→ Exercise task:
Copy out all lines with the word "Приморского" in them.
── Records for the exercise
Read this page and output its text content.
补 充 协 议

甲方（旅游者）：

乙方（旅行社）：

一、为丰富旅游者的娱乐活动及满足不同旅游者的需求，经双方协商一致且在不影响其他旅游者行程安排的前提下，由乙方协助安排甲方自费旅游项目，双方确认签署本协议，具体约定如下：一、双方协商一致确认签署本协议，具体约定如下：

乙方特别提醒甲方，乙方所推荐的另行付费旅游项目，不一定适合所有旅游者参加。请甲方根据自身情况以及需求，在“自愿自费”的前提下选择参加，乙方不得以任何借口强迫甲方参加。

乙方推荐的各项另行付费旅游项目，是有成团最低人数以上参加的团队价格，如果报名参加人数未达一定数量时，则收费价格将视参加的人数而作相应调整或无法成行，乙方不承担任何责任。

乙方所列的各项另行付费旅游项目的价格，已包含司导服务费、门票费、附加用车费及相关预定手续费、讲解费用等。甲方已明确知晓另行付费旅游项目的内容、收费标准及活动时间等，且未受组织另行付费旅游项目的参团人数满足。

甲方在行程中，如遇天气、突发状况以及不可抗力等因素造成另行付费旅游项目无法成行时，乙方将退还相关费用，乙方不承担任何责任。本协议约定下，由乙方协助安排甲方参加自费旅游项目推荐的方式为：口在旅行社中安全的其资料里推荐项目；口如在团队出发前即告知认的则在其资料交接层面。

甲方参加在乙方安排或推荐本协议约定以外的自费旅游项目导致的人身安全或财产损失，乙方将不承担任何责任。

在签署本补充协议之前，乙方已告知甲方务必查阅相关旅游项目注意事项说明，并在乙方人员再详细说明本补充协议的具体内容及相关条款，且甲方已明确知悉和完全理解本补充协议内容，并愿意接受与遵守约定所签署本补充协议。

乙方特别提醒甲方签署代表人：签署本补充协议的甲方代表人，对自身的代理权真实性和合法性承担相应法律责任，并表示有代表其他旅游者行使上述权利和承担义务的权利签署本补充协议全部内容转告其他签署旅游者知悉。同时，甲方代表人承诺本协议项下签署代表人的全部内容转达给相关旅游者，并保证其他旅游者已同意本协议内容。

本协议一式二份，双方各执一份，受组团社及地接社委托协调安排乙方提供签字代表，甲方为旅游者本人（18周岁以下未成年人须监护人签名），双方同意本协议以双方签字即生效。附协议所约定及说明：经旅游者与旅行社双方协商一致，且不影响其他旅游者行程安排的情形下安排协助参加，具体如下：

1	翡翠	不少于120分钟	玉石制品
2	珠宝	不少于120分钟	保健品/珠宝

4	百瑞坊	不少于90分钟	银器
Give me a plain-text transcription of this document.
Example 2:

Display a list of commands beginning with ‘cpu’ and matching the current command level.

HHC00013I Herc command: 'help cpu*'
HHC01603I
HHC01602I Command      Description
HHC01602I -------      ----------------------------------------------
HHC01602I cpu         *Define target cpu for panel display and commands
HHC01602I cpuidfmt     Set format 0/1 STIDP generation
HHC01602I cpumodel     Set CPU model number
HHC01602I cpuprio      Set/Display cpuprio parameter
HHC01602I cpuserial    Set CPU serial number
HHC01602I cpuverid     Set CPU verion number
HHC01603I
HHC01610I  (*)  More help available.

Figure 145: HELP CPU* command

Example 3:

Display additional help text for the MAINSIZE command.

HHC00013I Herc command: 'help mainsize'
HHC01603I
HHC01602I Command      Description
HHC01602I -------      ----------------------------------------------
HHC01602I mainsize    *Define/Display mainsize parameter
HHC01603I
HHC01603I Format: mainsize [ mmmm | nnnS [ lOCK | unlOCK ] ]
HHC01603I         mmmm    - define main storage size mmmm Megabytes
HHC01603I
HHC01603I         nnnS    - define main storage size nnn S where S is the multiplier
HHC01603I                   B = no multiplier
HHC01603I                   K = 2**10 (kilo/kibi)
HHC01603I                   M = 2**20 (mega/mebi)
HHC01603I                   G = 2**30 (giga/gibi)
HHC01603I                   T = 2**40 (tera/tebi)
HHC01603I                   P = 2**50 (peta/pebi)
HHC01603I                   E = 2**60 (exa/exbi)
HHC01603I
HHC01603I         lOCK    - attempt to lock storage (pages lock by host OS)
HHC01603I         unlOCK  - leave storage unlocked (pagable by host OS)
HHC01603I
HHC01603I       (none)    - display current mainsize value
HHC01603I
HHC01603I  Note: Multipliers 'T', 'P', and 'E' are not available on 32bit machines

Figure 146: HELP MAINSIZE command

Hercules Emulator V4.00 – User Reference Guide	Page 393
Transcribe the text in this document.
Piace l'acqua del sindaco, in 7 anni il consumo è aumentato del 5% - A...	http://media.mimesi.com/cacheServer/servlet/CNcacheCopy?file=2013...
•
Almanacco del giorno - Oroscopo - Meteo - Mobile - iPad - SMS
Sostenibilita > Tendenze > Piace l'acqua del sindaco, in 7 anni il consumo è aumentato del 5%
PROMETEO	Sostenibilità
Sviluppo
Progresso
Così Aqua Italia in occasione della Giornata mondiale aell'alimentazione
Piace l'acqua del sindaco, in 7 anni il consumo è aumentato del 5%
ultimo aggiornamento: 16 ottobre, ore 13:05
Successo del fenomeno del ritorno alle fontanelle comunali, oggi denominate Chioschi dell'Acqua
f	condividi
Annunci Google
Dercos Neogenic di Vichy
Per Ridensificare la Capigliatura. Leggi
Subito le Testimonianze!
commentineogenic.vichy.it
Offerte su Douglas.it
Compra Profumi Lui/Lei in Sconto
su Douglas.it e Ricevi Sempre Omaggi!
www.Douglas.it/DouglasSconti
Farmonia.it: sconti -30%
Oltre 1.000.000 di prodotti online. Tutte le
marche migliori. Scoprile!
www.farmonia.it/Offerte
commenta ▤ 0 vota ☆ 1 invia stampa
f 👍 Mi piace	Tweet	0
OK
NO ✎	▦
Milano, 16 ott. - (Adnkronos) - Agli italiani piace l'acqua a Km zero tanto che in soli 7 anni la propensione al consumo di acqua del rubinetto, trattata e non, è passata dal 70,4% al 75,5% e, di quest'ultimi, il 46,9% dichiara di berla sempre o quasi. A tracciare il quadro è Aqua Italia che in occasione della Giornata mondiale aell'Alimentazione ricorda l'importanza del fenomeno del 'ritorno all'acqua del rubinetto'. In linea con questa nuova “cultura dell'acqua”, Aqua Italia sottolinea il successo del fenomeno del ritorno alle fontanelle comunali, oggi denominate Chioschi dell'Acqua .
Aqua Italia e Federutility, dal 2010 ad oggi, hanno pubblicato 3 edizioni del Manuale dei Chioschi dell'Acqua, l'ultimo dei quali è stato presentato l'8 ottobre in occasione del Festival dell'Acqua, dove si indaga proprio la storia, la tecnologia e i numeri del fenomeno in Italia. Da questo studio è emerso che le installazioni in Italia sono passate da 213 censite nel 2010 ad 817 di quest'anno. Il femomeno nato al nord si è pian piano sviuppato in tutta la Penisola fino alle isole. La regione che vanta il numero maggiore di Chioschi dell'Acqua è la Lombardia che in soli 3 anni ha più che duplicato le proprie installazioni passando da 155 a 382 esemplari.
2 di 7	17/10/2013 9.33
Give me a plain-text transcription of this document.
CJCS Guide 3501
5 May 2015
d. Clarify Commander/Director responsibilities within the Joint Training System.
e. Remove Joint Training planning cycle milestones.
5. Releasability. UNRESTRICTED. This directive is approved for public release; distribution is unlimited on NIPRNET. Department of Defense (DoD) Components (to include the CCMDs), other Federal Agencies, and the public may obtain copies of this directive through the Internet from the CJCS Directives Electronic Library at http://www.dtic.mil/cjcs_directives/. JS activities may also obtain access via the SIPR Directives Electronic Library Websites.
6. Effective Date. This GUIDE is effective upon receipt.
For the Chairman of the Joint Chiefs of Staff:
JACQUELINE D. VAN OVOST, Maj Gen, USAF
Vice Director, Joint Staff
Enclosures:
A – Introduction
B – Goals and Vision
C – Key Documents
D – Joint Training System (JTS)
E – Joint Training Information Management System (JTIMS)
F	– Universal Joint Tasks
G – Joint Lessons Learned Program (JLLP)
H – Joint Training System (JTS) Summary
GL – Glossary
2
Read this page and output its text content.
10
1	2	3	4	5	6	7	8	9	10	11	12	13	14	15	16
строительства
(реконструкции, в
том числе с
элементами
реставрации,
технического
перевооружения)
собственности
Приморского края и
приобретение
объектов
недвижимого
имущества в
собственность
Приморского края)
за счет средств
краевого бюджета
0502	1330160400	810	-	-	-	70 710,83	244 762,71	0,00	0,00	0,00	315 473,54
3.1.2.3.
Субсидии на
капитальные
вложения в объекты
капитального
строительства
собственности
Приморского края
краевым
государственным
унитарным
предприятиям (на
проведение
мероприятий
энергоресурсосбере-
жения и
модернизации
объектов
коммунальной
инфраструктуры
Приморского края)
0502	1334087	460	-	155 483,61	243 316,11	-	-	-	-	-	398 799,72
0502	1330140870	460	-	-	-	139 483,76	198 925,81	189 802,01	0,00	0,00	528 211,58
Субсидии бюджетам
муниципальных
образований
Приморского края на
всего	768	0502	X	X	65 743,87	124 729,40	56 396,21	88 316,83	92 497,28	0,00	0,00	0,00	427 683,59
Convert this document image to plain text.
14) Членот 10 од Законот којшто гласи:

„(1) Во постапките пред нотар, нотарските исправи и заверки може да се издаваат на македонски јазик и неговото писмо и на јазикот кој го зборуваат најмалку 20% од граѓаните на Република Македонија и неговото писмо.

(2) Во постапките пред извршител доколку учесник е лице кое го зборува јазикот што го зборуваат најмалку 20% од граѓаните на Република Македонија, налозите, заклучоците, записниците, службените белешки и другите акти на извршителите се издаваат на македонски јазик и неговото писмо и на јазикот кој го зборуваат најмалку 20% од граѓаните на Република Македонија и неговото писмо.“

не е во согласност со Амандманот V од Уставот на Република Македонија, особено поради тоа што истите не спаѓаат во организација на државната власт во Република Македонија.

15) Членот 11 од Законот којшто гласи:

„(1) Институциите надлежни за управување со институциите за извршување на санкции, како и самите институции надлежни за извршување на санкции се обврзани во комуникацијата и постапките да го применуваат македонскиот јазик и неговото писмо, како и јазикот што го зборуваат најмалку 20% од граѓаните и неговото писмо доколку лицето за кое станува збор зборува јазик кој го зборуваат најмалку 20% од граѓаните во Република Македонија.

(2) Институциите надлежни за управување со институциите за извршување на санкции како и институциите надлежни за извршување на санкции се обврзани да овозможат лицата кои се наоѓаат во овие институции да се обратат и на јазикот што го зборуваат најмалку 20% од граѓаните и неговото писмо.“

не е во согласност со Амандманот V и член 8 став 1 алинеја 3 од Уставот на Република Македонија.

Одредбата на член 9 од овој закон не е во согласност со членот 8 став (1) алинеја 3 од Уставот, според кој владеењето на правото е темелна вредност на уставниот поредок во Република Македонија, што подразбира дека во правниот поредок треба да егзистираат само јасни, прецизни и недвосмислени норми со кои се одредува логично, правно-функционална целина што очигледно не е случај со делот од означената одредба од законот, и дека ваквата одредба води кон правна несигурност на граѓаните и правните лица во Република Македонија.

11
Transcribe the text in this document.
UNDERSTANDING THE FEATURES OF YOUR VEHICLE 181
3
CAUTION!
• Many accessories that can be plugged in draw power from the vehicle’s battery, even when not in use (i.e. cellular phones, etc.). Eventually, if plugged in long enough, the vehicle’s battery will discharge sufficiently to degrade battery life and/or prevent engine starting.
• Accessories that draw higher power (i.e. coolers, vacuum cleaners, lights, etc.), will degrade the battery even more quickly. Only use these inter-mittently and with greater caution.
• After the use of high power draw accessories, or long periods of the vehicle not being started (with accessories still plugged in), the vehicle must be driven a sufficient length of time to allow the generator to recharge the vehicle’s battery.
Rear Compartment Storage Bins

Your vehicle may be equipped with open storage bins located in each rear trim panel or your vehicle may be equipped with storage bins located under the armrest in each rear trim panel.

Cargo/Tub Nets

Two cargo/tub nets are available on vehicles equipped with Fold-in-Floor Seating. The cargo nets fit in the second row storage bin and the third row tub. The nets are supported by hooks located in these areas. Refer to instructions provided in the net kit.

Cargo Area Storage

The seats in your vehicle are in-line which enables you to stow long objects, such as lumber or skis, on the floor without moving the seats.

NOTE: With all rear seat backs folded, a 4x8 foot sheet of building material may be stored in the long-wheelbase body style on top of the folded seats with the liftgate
────
→ Worked answer:
Приморского края и
Приморского края)
Приморского края
Приморского края)
Приморского края на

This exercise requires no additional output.